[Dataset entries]
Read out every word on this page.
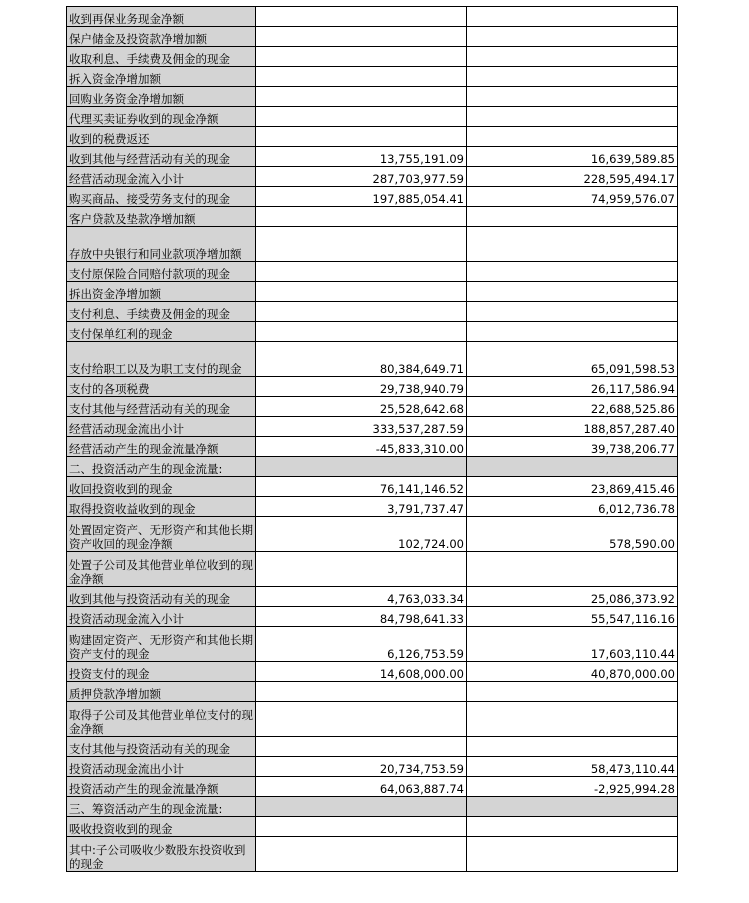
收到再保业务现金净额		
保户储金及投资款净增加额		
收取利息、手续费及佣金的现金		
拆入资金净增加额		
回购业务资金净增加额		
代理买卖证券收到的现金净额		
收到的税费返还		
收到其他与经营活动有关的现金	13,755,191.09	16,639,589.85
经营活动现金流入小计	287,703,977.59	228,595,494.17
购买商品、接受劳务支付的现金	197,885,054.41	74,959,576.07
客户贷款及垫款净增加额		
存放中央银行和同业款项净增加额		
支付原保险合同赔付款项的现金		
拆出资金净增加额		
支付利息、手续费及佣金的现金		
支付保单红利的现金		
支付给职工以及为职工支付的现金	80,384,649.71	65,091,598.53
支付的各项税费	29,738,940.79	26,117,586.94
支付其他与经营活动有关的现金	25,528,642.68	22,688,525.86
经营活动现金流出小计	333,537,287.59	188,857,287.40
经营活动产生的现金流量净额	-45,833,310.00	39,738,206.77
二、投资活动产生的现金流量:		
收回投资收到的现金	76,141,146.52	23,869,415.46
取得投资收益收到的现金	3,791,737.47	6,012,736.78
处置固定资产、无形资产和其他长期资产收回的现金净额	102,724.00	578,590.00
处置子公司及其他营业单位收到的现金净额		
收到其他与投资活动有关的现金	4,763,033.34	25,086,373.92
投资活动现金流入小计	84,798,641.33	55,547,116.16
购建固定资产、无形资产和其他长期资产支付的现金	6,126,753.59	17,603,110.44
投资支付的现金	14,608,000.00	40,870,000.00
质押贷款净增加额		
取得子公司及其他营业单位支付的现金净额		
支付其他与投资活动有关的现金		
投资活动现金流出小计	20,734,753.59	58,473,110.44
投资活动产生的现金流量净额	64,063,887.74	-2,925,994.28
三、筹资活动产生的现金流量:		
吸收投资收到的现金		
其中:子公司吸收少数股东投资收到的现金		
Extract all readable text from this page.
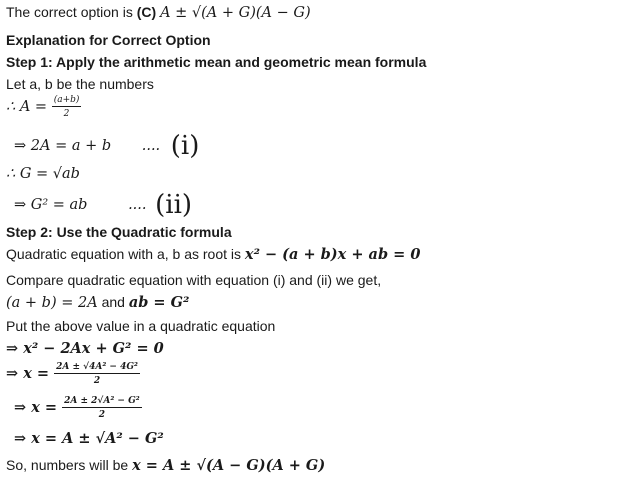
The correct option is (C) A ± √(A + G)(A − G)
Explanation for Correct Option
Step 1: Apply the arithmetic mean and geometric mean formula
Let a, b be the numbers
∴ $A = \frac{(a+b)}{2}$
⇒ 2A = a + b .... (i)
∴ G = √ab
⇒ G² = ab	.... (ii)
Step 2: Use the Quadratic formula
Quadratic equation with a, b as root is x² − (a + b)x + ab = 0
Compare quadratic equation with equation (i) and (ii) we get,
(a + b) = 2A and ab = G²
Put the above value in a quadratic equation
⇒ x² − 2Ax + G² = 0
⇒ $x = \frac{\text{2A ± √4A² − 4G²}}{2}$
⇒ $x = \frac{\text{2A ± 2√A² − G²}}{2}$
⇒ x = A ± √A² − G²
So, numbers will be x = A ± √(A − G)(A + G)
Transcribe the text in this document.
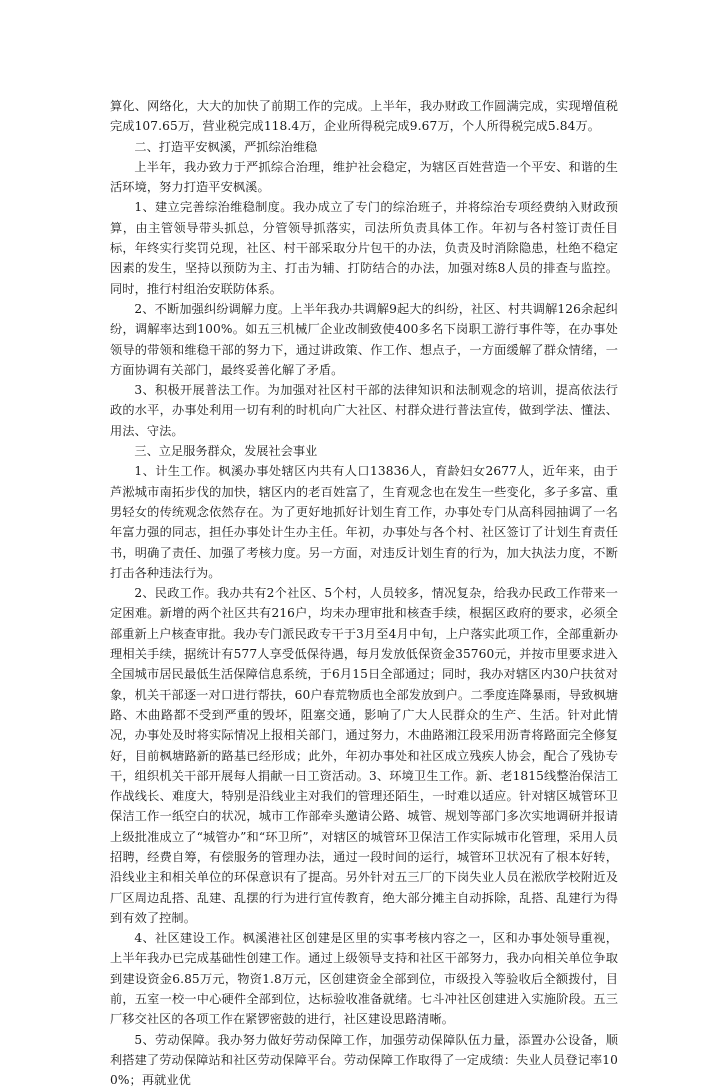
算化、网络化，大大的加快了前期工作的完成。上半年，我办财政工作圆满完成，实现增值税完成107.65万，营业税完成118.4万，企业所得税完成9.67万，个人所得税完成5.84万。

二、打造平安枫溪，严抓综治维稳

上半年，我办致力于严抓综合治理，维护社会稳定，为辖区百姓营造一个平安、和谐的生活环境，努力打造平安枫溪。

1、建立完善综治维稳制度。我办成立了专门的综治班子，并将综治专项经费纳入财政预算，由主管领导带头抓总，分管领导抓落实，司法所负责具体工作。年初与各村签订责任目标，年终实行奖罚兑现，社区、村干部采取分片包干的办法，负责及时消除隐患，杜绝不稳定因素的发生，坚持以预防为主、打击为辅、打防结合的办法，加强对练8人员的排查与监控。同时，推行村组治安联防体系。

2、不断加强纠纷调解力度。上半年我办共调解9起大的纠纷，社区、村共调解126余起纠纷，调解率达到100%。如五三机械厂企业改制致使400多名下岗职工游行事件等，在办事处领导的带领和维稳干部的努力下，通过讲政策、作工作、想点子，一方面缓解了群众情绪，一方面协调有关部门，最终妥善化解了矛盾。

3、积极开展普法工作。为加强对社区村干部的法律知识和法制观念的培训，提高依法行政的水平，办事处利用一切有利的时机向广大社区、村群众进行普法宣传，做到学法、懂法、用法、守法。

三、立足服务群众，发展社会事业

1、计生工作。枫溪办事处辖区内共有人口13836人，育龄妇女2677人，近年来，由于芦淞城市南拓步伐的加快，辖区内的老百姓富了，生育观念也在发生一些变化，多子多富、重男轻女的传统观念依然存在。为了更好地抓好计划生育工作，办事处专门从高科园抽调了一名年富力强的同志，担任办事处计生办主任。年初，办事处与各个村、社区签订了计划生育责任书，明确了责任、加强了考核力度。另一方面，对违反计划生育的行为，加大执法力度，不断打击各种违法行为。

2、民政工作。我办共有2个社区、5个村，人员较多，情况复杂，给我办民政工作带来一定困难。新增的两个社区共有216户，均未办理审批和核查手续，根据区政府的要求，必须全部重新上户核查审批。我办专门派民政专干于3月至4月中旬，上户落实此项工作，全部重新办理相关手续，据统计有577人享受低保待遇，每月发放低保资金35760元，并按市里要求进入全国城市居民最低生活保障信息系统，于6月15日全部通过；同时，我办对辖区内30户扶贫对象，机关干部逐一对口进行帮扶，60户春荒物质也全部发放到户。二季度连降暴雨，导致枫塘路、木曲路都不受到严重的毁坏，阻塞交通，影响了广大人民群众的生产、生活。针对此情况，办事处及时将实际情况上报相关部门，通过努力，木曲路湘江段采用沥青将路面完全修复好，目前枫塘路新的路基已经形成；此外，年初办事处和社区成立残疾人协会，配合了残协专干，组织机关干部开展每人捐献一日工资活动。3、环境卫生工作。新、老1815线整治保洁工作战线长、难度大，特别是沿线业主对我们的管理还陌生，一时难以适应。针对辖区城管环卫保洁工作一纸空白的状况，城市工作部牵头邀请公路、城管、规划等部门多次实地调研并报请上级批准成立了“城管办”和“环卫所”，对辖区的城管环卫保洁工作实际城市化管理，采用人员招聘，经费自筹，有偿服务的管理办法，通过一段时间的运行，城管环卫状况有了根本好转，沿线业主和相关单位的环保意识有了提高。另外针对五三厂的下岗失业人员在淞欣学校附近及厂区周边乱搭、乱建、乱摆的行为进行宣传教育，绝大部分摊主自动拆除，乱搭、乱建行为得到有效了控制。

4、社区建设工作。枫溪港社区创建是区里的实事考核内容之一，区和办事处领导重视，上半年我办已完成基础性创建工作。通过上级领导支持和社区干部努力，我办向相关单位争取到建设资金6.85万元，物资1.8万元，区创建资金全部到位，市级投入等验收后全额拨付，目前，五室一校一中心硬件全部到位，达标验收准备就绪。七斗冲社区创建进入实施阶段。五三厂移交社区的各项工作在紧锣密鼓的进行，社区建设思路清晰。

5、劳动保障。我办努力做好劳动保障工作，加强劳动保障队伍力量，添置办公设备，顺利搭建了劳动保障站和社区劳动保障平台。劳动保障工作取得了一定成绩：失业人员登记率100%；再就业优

...

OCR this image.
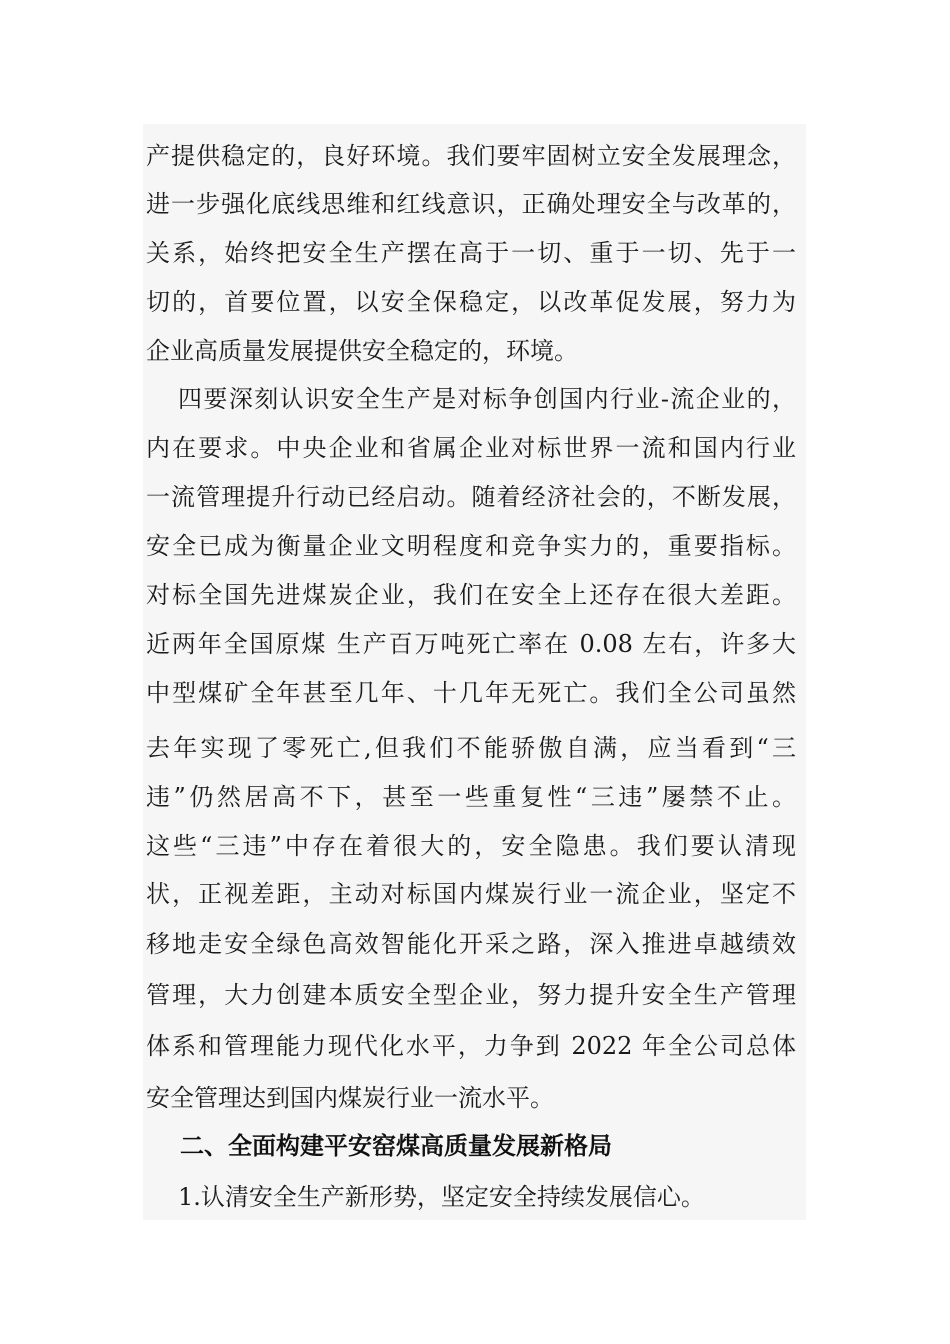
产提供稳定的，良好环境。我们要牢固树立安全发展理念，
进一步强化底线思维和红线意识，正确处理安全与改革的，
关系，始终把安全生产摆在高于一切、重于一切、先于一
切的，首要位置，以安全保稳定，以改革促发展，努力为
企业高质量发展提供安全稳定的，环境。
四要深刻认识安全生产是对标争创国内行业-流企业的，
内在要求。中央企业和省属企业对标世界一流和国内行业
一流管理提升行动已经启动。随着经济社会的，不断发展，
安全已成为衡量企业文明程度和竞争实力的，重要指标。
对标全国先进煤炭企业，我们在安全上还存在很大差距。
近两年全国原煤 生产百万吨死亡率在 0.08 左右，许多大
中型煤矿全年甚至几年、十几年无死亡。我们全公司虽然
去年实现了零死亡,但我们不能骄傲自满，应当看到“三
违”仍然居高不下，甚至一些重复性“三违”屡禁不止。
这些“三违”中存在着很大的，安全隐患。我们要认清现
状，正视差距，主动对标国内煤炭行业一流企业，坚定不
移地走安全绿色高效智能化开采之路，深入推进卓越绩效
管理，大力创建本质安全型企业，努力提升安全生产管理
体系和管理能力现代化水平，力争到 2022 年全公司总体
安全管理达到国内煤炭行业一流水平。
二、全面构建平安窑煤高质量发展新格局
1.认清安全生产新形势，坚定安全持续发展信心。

...

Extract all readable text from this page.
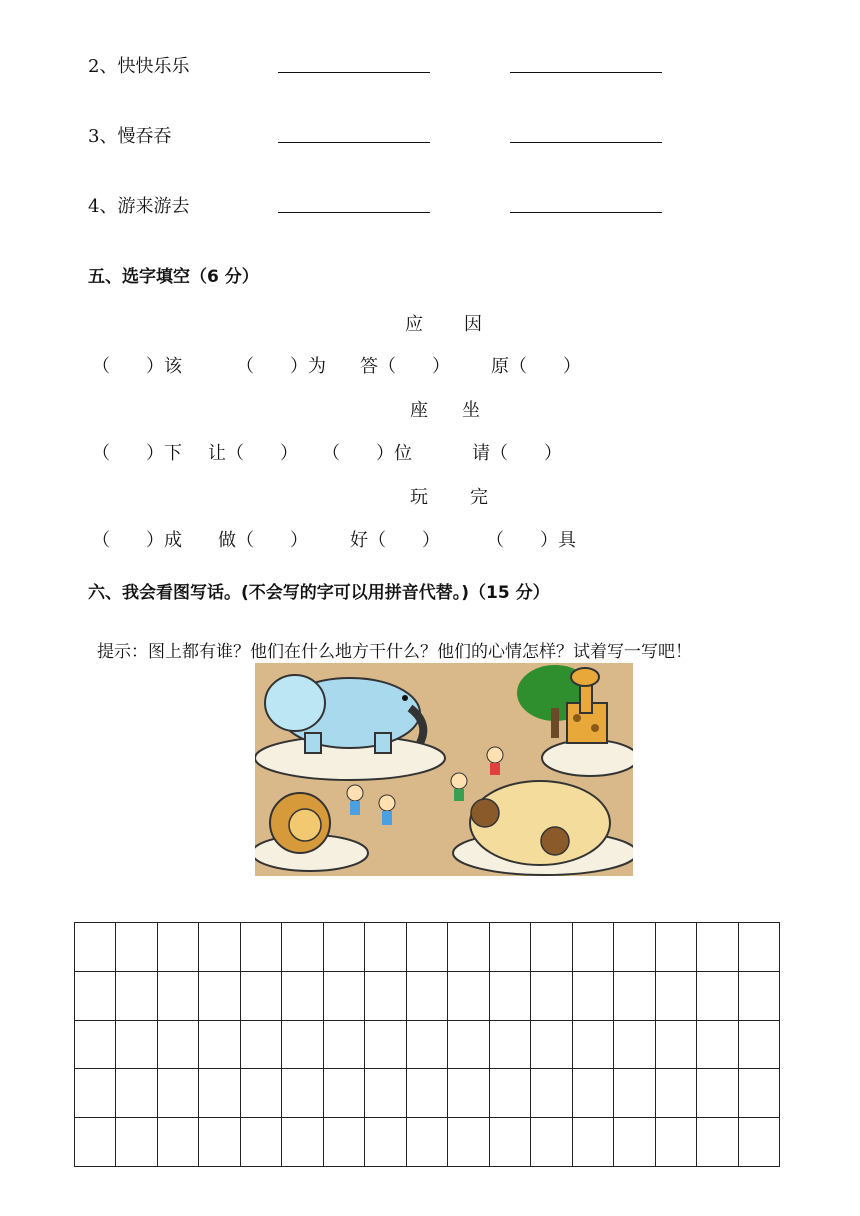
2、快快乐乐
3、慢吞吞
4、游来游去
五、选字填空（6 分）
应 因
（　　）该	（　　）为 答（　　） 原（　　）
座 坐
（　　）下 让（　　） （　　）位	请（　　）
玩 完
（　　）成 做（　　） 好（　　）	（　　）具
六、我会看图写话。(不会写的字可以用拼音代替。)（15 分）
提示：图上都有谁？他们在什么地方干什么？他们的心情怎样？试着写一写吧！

■ **Stated problem**
Supply the count of lines in the entries that contain the word "this", and nothing besides.

■ **Task answer**
5